[Begin DATA SUPPLIED]

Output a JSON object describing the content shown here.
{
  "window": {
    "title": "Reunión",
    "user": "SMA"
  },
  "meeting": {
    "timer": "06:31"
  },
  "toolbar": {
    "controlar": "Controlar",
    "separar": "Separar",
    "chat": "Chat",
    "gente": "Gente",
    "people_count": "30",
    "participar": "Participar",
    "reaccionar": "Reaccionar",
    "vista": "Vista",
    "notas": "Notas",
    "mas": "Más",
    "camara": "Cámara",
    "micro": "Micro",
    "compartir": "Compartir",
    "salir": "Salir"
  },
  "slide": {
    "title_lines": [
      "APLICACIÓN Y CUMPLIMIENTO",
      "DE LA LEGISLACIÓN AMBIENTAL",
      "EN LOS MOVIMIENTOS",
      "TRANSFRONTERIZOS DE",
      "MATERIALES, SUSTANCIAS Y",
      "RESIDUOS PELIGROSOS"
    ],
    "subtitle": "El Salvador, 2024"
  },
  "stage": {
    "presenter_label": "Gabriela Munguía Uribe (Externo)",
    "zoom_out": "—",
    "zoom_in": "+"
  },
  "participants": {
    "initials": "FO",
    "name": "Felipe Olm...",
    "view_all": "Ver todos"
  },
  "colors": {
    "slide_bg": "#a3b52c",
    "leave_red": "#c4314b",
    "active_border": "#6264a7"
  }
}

[End DATA SUPPLIED]

SET PROBLEM:
Write out the entries in full, exactly as given.

RESPONSE TO THE EXERCISE:
Output a JSON object describing the content shown here.
{
  "window": {
    "title": "Reunión",
    "user": "SMA"
  },
  "meeting": {
    "timer": "06:31"
  },
  "toolbar": {
    "controlar": "Controlar",
    "separar": "Separar",
    "chat": "Chat",
    "gente": "Gente",
    "people_count": "30",
    "participar": "Participar",
    "reaccionar": "Reaccionar",
    "vista": "Vista",
    "notas": "Notas",
    "mas": "Más",
    "camara": "Cámara",
    "micro": "Micro",
    "compartir": "Compartir",
    "salir": "Salir"
  },
  "slide": {
    "title_lines": [
      "APLICACIÓN Y CUMPLIMIENTO",
      "DE LA LEGISLACIÓN AMBIENTAL",
      "EN LOS MOVIMIENTOS",
      "TRANSFRONTERIZOS DE",
      "MATERIALES, SUSTANCIAS Y",
      "RESIDUOS PELIGROSOS"
    ],
    "subtitle": "El Salvador, 2024"
  },
  "stage": {
    "presenter_label": "Gabriela Munguía Uribe (Externo)",
    "zoom_out": "—",
    "zoom_in": "+"
  },
  "participants": {
    "initials": "FO",
    "name": "Felipe Olm...",
    "view_all": "Ver todos"
  },
  "colors": {
    "slide_bg": "#a3b52c",
    "leave_red": "#c4314b",
    "active_border": "#6264a7"
  }
}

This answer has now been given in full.